Stored entries:

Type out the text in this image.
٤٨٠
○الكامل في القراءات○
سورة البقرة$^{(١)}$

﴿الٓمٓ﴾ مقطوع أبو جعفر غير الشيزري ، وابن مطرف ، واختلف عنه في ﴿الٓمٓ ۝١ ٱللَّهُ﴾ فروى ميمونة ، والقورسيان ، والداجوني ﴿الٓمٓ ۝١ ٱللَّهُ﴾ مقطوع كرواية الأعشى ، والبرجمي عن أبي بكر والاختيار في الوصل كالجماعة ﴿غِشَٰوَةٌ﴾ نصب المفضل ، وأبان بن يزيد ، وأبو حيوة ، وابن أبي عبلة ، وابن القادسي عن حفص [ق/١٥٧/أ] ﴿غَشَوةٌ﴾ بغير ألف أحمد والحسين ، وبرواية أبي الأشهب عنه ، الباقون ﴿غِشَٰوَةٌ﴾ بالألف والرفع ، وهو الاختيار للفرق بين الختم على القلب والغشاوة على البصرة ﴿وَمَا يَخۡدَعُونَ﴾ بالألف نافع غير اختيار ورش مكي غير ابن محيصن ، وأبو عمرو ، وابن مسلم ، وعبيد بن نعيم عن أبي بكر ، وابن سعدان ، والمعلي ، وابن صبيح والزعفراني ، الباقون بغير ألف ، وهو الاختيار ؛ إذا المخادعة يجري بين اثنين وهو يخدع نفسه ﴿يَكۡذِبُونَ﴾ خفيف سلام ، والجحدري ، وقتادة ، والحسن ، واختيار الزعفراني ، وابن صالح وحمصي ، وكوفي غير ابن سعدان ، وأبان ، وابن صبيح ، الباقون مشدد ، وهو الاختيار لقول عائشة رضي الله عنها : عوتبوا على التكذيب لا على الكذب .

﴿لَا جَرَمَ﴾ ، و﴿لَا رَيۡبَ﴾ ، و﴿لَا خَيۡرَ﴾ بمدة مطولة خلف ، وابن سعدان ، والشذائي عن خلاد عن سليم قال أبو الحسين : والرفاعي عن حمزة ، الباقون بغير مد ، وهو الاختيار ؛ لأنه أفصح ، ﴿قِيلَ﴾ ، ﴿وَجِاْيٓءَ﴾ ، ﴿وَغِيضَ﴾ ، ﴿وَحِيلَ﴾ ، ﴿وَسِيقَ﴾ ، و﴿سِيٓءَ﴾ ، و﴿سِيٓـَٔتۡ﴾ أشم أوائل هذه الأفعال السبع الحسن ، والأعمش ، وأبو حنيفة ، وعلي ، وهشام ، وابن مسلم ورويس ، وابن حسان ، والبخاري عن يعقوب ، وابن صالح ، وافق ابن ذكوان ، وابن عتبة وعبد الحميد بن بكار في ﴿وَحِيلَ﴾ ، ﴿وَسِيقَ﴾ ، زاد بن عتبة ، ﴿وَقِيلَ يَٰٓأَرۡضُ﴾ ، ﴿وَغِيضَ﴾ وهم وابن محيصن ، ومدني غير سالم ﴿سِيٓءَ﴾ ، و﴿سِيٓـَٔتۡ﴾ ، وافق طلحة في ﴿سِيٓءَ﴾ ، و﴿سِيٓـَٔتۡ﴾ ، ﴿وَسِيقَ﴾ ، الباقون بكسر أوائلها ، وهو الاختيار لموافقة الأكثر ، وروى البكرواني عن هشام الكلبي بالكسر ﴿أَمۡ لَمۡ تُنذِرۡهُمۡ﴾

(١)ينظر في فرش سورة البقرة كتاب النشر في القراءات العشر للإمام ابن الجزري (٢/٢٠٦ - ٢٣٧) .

— Problem —
Write out every entry again, keeping each line exactly the same.

— Output for this task —
Type out the text in this image.
٤٨٠
○الكامل في القراءات○
سورة البقرة$^{(١)}$

﴿الٓمٓ﴾ مقطوع أبو جعفر غير الشيزري ، وابن مطرف ، واختلف عنه في ﴿الٓمٓ ۝١ ٱللَّهُ﴾ فروى ميمونة ، والقورسيان ، والداجوني ﴿الٓمٓ ۝١ ٱللَّهُ﴾ مقطوع كرواية الأعشى ، والبرجمي عن أبي بكر والاختيار في الوصل كالجماعة ﴿غِشَٰوَةٌ﴾ نصب المفضل ، وأبان بن يزيد ، وأبو حيوة ، وابن أبي عبلة ، وابن القادسي عن حفص [ق/١٥٧/أ] ﴿غَشَوةٌ﴾ بغير ألف أحمد والحسين ، وبرواية أبي الأشهب عنه ، الباقون ﴿غِشَٰوَةٌ﴾ بالألف والرفع ، وهو الاختيار للفرق بين الختم على القلب والغشاوة على البصرة ﴿وَمَا يَخۡدَعُونَ﴾ بالألف نافع غير اختيار ورش مكي غير ابن محيصن ، وأبو عمرو ، وابن مسلم ، وعبيد بن نعيم عن أبي بكر ، وابن سعدان ، والمعلي ، وابن صبيح والزعفراني ، الباقون بغير ألف ، وهو الاختيار ؛ إذا المخادعة يجري بين اثنين وهو يخدع نفسه ﴿يَكۡذِبُونَ﴾ خفيف سلام ، والجحدري ، وقتادة ، والحسن ، واختيار الزعفراني ، وابن صالح وحمصي ، وكوفي غير ابن سعدان ، وأبان ، وابن صبيح ، الباقون مشدد ، وهو الاختيار لقول عائشة رضي الله عنها : عوتبوا على التكذيب لا على الكذب .

﴿لَا جَرَمَ﴾ ، و﴿لَا رَيۡبَ﴾ ، و﴿لَا خَيۡرَ﴾ بمدة مطولة خلف ، وابن سعدان ، والشذائي عن خلاد عن سليم قال أبو الحسين : والرفاعي عن حمزة ، الباقون بغير مد ، وهو الاختيار ؛ لأنه أفصح ، ﴿قِيلَ﴾ ، ﴿وَجِاْيٓءَ﴾ ، ﴿وَغِيضَ﴾ ، ﴿وَحِيلَ﴾ ، ﴿وَسِيقَ﴾ ، و﴿سِيٓءَ﴾ ، و﴿سِيٓـَٔتۡ﴾ أشم أوائل هذه الأفعال السبع الحسن ، والأعمش ، وأبو حنيفة ، وعلي ، وهشام ، وابن مسلم ورويس ، وابن حسان ، والبخاري عن يعقوب ، وابن صالح ، وافق ابن ذكوان ، وابن عتبة وعبد الحميد بن بكار في ﴿وَحِيلَ﴾ ، ﴿وَسِيقَ﴾ ، زاد بن عتبة ، ﴿وَقِيلَ يَٰٓأَرۡضُ﴾ ، ﴿وَغِيضَ﴾ وهم وابن محيصن ، ومدني غير سالم ﴿سِيٓءَ﴾ ، و﴿سِيٓـَٔتۡ﴾ ، وافق طلحة في ﴿سِيٓءَ﴾ ، و﴿سِيٓـَٔتۡ﴾ ، ﴿وَسِيقَ﴾ ، الباقون بكسر أوائلها ، وهو الاختيار لموافقة الأكثر ، وروى البكرواني عن هشام الكلبي بالكسر ﴿أَمۡ لَمۡ تُنذِرۡهُمۡ﴾

(١)ينظر في فرش سورة البقرة كتاب النشر في القراءات العشر للإمام ابن الجزري (٢/٢٠٦ - ٢٣٧) .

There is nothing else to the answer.